=== Stated goal ===
Determine which lines of the records include the word "this", and copy them.

=== Dataset content ===
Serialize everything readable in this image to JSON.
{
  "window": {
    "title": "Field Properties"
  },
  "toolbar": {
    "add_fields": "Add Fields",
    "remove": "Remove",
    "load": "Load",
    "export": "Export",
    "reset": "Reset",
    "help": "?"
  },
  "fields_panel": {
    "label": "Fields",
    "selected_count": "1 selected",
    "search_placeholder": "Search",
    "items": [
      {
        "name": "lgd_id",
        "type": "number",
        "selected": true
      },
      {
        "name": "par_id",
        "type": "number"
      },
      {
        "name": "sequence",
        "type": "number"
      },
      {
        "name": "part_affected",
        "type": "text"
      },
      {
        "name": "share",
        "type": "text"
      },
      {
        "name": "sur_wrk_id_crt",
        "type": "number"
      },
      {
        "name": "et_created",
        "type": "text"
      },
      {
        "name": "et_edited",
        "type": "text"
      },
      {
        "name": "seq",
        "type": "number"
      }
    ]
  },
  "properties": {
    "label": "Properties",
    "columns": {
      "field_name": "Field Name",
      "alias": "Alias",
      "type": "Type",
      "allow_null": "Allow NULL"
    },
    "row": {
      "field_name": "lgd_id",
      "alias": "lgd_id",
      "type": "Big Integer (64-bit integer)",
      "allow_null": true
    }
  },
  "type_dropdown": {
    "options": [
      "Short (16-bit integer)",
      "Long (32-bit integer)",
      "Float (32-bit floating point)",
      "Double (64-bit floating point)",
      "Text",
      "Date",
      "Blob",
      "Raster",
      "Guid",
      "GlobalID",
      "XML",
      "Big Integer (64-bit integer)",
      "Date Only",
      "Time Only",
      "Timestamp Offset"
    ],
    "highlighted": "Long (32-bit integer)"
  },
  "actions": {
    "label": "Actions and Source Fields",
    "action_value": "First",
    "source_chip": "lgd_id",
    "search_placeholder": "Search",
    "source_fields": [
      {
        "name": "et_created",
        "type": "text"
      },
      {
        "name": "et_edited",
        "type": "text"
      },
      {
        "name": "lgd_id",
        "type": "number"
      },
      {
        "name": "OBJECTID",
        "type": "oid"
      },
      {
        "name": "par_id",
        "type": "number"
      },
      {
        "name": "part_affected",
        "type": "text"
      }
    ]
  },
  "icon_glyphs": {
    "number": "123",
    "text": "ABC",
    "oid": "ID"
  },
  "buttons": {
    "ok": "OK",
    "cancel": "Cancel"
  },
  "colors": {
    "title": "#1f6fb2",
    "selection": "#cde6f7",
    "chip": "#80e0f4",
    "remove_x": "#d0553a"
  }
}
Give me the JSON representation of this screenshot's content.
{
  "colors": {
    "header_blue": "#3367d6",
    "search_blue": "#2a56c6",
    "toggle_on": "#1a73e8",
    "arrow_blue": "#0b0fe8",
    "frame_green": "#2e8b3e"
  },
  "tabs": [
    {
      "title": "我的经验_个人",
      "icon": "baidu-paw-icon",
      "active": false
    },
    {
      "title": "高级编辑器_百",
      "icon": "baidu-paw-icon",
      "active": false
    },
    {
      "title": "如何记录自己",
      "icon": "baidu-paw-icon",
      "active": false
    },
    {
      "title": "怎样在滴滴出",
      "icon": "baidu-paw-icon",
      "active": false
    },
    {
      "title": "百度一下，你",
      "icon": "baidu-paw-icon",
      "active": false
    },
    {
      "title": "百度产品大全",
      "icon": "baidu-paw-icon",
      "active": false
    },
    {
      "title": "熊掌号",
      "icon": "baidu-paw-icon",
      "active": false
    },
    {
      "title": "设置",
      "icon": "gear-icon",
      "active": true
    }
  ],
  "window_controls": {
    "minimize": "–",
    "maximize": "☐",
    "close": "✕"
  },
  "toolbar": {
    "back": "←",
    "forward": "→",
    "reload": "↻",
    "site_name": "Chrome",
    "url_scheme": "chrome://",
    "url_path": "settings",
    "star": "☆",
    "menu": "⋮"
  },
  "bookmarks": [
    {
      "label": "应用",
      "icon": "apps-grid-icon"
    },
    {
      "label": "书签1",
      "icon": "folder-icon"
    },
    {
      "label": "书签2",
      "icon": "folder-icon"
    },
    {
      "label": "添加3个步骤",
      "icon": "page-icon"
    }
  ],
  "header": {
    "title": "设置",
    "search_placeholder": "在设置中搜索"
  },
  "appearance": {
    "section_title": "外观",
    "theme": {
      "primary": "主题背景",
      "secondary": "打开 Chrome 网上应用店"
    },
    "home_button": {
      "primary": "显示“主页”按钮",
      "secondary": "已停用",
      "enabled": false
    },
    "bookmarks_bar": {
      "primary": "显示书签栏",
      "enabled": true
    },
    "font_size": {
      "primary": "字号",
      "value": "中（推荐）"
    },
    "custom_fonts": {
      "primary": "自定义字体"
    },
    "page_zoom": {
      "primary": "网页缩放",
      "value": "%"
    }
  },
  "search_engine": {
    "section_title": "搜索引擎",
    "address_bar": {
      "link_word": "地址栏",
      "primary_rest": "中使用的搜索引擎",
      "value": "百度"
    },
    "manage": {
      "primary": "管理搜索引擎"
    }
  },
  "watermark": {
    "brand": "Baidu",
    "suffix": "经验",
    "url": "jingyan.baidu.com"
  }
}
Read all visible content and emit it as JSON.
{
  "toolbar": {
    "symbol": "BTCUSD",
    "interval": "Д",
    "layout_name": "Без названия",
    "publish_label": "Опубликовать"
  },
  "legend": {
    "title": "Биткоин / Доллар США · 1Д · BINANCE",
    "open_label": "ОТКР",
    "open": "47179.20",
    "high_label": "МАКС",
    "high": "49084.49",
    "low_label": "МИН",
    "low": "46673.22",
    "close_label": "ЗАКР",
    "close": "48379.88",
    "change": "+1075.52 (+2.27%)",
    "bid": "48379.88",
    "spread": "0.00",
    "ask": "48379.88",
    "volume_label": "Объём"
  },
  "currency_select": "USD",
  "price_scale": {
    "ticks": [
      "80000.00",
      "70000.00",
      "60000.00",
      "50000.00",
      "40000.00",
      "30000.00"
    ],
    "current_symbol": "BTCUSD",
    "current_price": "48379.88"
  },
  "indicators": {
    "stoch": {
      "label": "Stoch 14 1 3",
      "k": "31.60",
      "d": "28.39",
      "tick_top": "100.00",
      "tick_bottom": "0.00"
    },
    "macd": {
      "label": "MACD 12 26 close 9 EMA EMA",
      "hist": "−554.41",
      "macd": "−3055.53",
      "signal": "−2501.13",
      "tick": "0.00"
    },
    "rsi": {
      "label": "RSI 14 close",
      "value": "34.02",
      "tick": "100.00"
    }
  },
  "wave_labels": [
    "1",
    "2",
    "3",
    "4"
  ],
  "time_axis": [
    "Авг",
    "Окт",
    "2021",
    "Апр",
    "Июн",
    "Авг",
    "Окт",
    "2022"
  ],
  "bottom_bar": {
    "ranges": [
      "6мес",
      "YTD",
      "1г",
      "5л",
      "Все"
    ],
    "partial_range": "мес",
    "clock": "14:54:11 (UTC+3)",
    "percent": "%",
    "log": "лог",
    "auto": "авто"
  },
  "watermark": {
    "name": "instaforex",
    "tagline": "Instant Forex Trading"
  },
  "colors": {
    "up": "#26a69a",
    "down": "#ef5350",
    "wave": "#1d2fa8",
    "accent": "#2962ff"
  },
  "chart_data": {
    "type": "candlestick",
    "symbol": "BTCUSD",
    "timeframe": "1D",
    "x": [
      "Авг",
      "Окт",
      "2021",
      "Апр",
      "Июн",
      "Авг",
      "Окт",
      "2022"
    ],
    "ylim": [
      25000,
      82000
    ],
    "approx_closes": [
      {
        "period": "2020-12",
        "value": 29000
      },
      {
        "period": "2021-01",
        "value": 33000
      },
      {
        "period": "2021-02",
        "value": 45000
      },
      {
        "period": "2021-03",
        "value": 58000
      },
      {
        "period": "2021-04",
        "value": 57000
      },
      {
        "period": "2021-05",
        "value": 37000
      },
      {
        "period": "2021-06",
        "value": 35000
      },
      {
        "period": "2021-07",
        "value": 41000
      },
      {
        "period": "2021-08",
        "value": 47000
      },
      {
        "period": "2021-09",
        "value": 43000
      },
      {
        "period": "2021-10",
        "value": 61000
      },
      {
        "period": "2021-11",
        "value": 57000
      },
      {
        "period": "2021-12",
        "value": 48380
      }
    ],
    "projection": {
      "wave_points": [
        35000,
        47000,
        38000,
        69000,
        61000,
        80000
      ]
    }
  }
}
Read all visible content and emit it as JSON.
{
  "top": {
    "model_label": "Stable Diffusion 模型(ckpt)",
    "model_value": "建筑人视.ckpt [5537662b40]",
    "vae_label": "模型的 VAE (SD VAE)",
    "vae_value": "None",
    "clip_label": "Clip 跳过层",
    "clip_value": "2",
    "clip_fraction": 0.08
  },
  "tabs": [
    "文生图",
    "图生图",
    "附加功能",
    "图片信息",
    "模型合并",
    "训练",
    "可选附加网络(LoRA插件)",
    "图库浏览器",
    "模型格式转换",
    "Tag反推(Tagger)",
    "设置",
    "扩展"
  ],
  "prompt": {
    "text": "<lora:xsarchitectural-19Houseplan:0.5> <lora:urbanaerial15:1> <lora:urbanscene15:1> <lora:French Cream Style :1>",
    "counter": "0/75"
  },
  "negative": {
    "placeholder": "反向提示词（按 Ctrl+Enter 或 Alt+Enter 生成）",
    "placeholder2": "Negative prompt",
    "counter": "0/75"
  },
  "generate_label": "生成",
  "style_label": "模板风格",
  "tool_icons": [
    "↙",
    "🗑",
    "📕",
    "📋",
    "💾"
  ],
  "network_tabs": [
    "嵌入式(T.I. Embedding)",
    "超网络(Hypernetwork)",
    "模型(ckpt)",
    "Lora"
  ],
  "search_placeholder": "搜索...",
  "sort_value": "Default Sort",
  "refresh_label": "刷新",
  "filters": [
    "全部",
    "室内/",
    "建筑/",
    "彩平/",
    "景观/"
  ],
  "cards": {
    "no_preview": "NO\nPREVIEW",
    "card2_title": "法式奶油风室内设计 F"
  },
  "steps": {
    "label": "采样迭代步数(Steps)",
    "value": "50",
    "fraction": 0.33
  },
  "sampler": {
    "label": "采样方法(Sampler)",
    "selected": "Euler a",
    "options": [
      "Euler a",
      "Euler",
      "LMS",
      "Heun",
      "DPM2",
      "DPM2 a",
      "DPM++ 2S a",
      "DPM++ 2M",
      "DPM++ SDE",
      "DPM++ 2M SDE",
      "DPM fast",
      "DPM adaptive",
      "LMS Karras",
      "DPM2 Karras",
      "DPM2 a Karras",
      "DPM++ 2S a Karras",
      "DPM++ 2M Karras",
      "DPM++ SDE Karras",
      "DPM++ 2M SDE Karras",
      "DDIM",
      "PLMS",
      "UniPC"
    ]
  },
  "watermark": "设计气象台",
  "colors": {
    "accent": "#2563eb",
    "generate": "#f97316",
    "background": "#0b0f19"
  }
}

=== Final result ===
Serialize everything readable in this image to JSON.
Give me the JSON representation of this screenshot's content.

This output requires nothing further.